Requirements = Locate each line in the records containing "index". Copy it.

[Saved data entries]
++++++
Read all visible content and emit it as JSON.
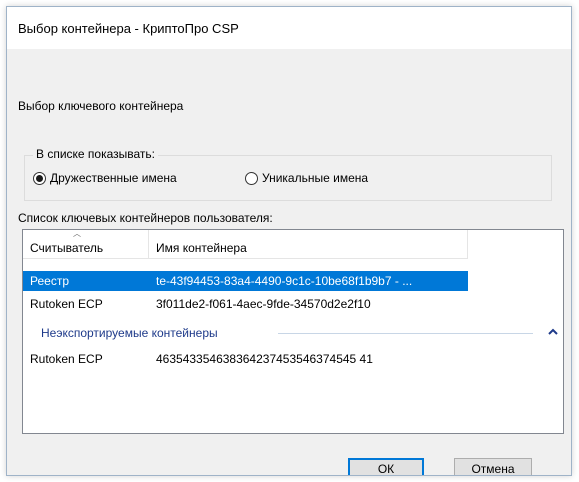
{
  "window": {
    "title": "Выбор контейнера - КриптоПро CSP"
  },
  "dialog": {
    "caption": "Выбор ключевого контейнера",
    "show_group": {
      "legend": "В списке показывать:",
      "options": [
        {
          "label": "Дружественные имена",
          "checked": true
        },
        {
          "label": "Уникальные имена",
          "checked": false
        }
      ]
    },
    "list_caption": "Список ключевых контейнеров пользователя:",
    "columns": [
      "Считыватель",
      "Имя контейнера"
    ],
    "rows": [
      {
        "reader": "Реестр",
        "name": "te-43f94453-83a4-4490-9c1c-10be68f1b9b7 - ...",
        "selected": true
      },
      {
        "reader": "Rutoken ECP",
        "name": "3f011de2-f061-4aec-9fde-34570d2e2f10",
        "selected": false
      }
    ],
    "group": {
      "title": "Неэкспортируемые контейнеры",
      "rows": [
        {
          "reader": "Rutoken ECP",
          "name": "463543354638364237453546374545 41"
        }
      ]
    },
    "buttons": {
      "ok": "ОК",
      "cancel": "Отмена"
    }
  },
  "colors": {
    "selection": "#0078d7",
    "group_title": "#1e3a8a"
  },
  "icons": {
    "sort": "sort-ascending-icon",
    "group_collapse": "chevron-up-icon"
  }
}
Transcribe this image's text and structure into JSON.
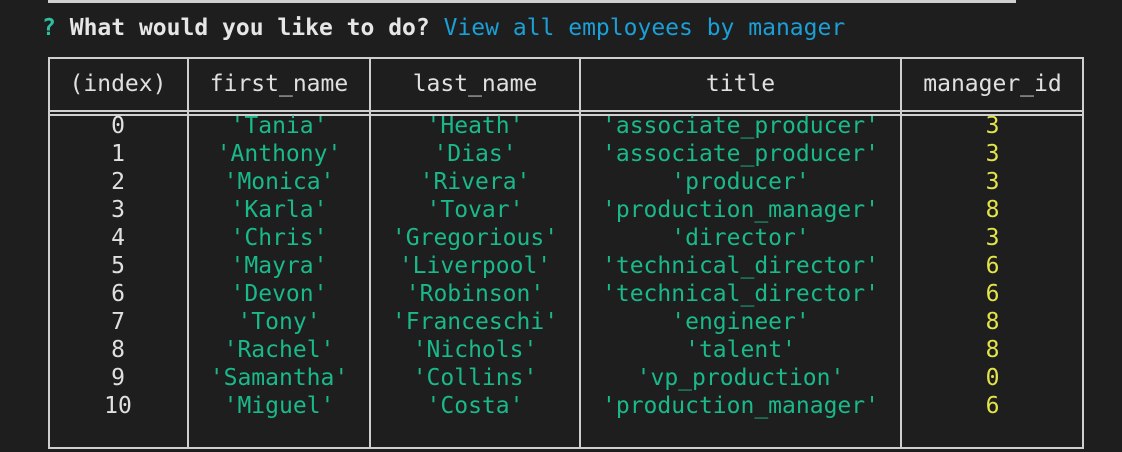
{
  "prompt": {
    "marker": "?",
    "question": "What would you like to do?",
    "answer": "View all employees by manager"
  },
  "table": {
    "columns": [
      "(index)",
      "first_name",
      "last_name",
      "title",
      "manager_id"
    ],
    "rows": [
      {
        "index": "0",
        "first_name": "'Tania'",
        "last_name": "'Heath'",
        "title": "'associate_producer'",
        "manager_id": "3"
      },
      {
        "index": "1",
        "first_name": "'Anthony'",
        "last_name": "'Dias'",
        "title": "'associate_producer'",
        "manager_id": "3"
      },
      {
        "index": "2",
        "first_name": "'Monica'",
        "last_name": "'Rivera'",
        "title": "'producer'",
        "manager_id": "3"
      },
      {
        "index": "3",
        "first_name": "'Karla'",
        "last_name": "'Tovar'",
        "title": "'production_manager'",
        "manager_id": "8"
      },
      {
        "index": "4",
        "first_name": "'Chris'",
        "last_name": "'Gregorious'",
        "title": "'director'",
        "manager_id": "3"
      },
      {
        "index": "5",
        "first_name": "'Mayra'",
        "last_name": "'Liverpool'",
        "title": "'technical_director'",
        "manager_id": "6"
      },
      {
        "index": "6",
        "first_name": "'Devon'",
        "last_name": "'Robinson'",
        "title": "'technical_director'",
        "manager_id": "6"
      },
      {
        "index": "7",
        "first_name": "'Tony'",
        "last_name": "'Franceschi'",
        "title": "'engineer'",
        "manager_id": "8"
      },
      {
        "index": "8",
        "first_name": "'Rachel'",
        "last_name": "'Nichols'",
        "title": "'talent'",
        "manager_id": "8"
      },
      {
        "index": "9",
        "first_name": "'Samantha'",
        "last_name": "'Collins'",
        "title": "'vp_production'",
        "manager_id": "0"
      },
      {
        "index": "10",
        "first_name": "'Miguel'",
        "last_name": "'Costa'",
        "title": "'production_manager'",
        "manager_id": "6"
      }
    ]
  },
  "colors": {
    "background": "#1e1e1e",
    "border": "#cfcfcf",
    "prompt_marker": "#2fbf9f",
    "answer": "#1a9fd6",
    "string_value": "#19b98a",
    "number_value": "#e3e34a"
  }
}
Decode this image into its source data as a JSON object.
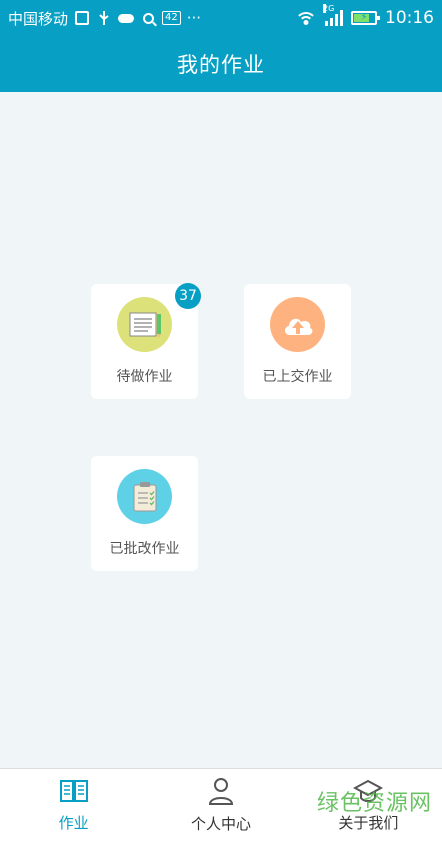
{
  "status_bar": {
    "carrier": "中国移动",
    "network_badge": "42",
    "more": "···",
    "signal_type": "2G",
    "time": "10:16",
    "icons": [
      "image-icon",
      "usb-icon",
      "cloud-icon",
      "search-icon",
      "wifi-icon",
      "signal-icon",
      "battery-charging-icon"
    ]
  },
  "header": {
    "title": "我的作业"
  },
  "cards": {
    "pending": {
      "label": "待做作业",
      "badge": "37",
      "icon": "notebook-icon",
      "color": "#dde179"
    },
    "submitted": {
      "label": "已上交作业",
      "icon": "cloud-upload-icon",
      "color": "#fdb27f"
    },
    "graded": {
      "label": "已批改作业",
      "icon": "clipboard-icon",
      "color": "#5fd1e6"
    }
  },
  "nav": {
    "homework": {
      "label": "作业",
      "icon": "book-icon"
    },
    "profile": {
      "label": "个人中心",
      "icon": "person-icon"
    },
    "about": {
      "label": "关于我们",
      "icon": "graduation-cap-icon"
    }
  },
  "watermark": "绿色资源网",
  "colors": {
    "primary": "#079fc4",
    "background": "#f0f5f8"
  }
}
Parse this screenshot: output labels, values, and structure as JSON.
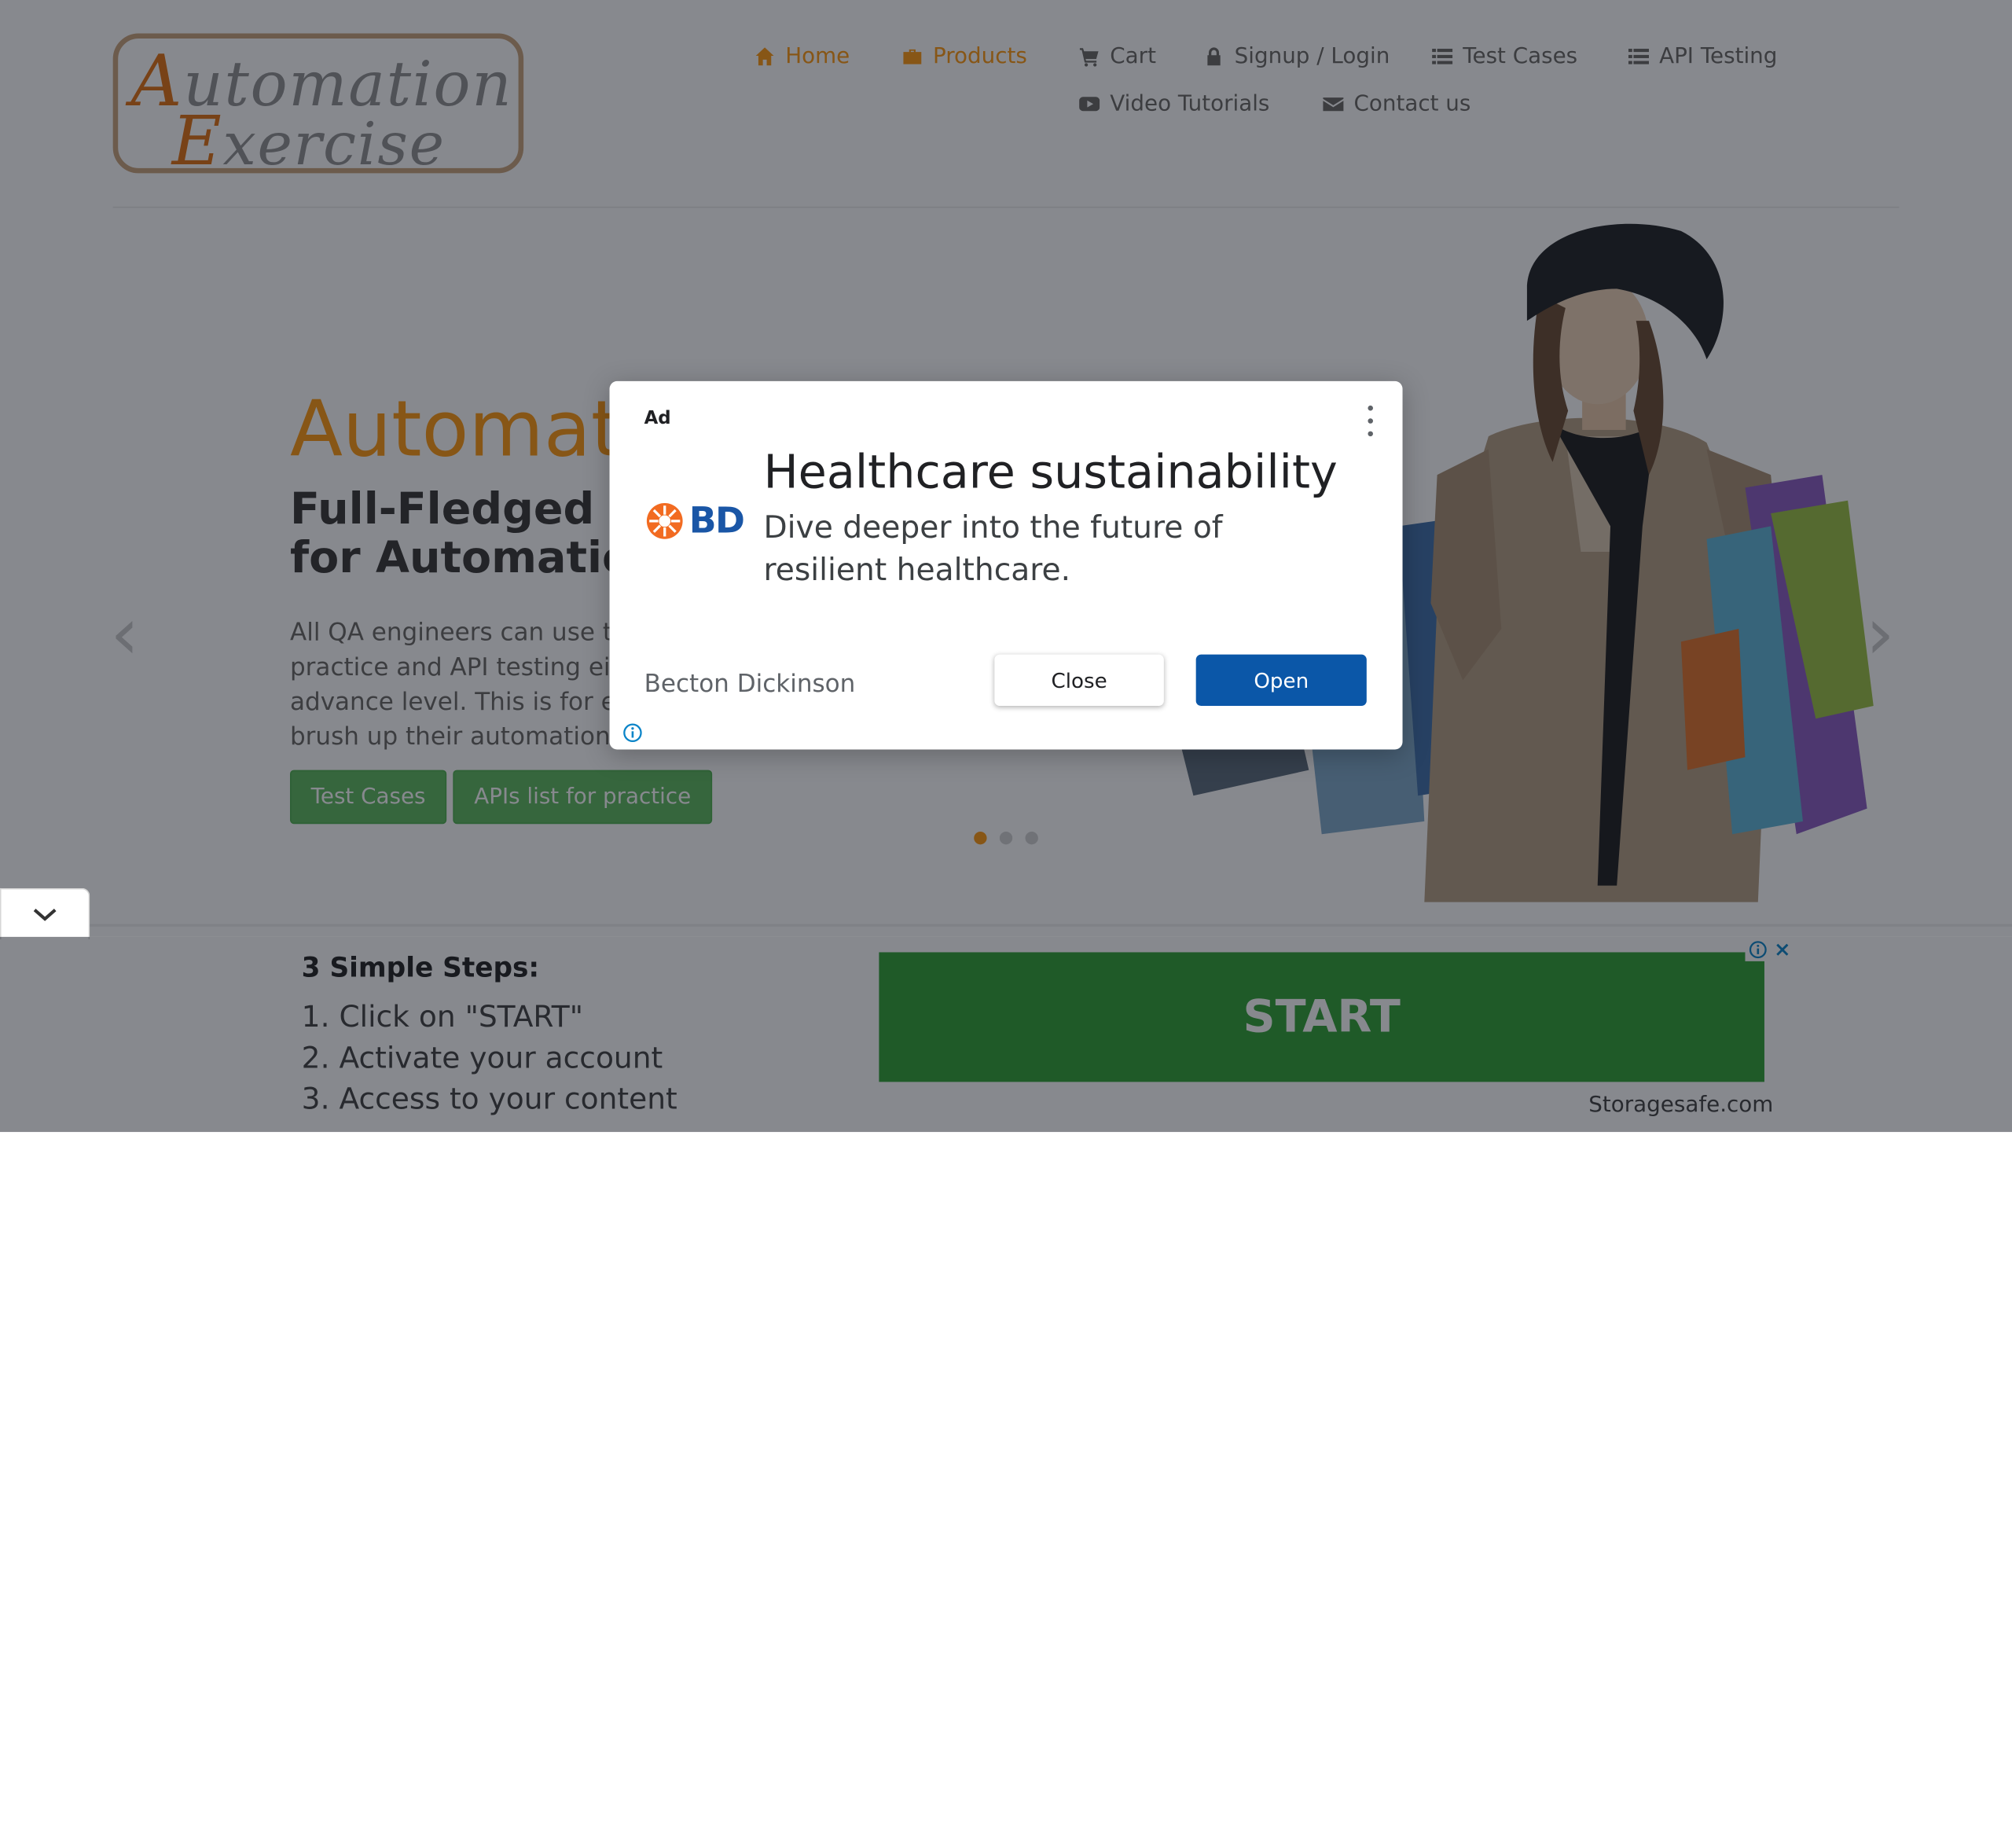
{
  "header": {
    "logo_line1_cap": "A",
    "logo_line1_rest": "utomation",
    "logo_line2_cap": "E",
    "logo_line2_rest": "xercise",
    "nav": [
      {
        "label": "Home",
        "icon": "home-icon"
      },
      {
        "label": "Products",
        "icon": "briefcase-icon"
      },
      {
        "label": "Cart",
        "icon": "cart-icon"
      },
      {
        "label": "Signup / Login",
        "icon": "lock-icon"
      },
      {
        "label": "Test Cases",
        "icon": "list-icon"
      },
      {
        "label": "API Testing",
        "icon": "list-icon"
      },
      {
        "label": "Video Tutorials",
        "icon": "youtube-icon"
      },
      {
        "label": "Contact us",
        "icon": "envelope-icon"
      }
    ]
  },
  "slider": {
    "title": "Automation",
    "subtitle_line1": "Full-Fledged practice website",
    "subtitle_line2": "for Automation Engineers",
    "description": "All QA engineers can use this website for automation practice and API testing either they are at beginner or advance level. This is for everybody to help them brush up their automation skills.",
    "buttons": [
      "Test Cases",
      "APIs list for practice"
    ],
    "prev_arrow": "‹",
    "next_arrow": "›",
    "dots": 3,
    "active_dot": 0
  },
  "modal_ad": {
    "ad_label": "Ad",
    "brand": "BD",
    "headline": "Healthcare sustainability",
    "body": "Dive deeper into the future of resilient healthcare.",
    "advertiser": "Becton Dickinson",
    "close_label": "Close",
    "open_label": "Open"
  },
  "bottom_ad": {
    "title": "3 Simple Steps:",
    "steps": [
      "1. Click on \"START\"",
      "2. Activate your account",
      "3. Access to your content"
    ],
    "cta": "START",
    "link": "Storagesafe.com"
  },
  "colors": {
    "accent": "#fe980f",
    "button_green": "#5cb85c",
    "ad_open_blue": "#0b57a8",
    "start_green": "#2fa033",
    "overlay": "rgba(15,20,30,0.50)"
  }
}
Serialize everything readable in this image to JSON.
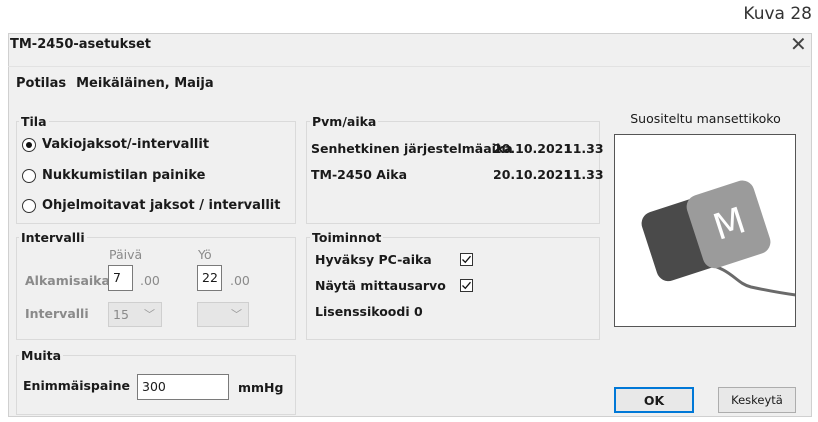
{
  "caption": "Kuva 28",
  "window": {
    "title": "TM-2450-asetukset"
  },
  "patient": {
    "label": "Potilas",
    "value": "Meikäläinen, Maija"
  },
  "tila": {
    "label": "Tila",
    "options": [
      {
        "label": "Vakiojaksot/-intervallit",
        "selected": true
      },
      {
        "label": "Nukkumistilan painike",
        "selected": false
      },
      {
        "label": "Ohjelmoitavat jaksot / intervallit",
        "selected": false
      }
    ]
  },
  "intervalli": {
    "label": "Intervalli",
    "col_day": "Päivä",
    "col_night": "Yö",
    "start_label": "Alkamisaika",
    "day_hour": "7",
    "day_suffix": ".00",
    "night_hour": "22",
    "night_suffix": ".00",
    "interval_label": "Intervalli",
    "day_interval": "15",
    "night_interval": ""
  },
  "muita": {
    "label": "Muita",
    "max_pressure_label": "Enimmäispaine",
    "max_pressure_value": "300",
    "unit": "mmHg"
  },
  "datetime": {
    "label": "Pvm/aika",
    "rows": [
      {
        "name": "Senhetkinen järjestelmäaika",
        "date": "20.10.2021",
        "time": "11.33"
      },
      {
        "name": "TM-2450 Aika",
        "date": "20.10.2021",
        "time": "11.33"
      }
    ]
  },
  "toiminnot": {
    "label": "Toiminnot",
    "accept_pc_time": {
      "label": "Hyväksy PC-aika",
      "checked": true
    },
    "show_value": {
      "label": "Näytä mittausarvo",
      "checked": true
    },
    "license": "Lisenssikoodi 0"
  },
  "cuff": {
    "label": "Suositeltu mansettikoko",
    "letter": "M"
  },
  "buttons": {
    "ok": "OK",
    "cancel": "Keskeytä"
  },
  "colors": {
    "accent": "#0078d7",
    "cuff_dark": "#4a4a4a",
    "cuff_light": "#9b9b9b"
  }
}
++++++
Task response =
      "(index)",
        "index": "0",
        "index": "1",
        "index": "2",
        "index": "3",
        "index": "4",
        "index": "5",
        "index": "6",
        "index": "7",
        "index": "8",
        "index": "9",
        "index": "10",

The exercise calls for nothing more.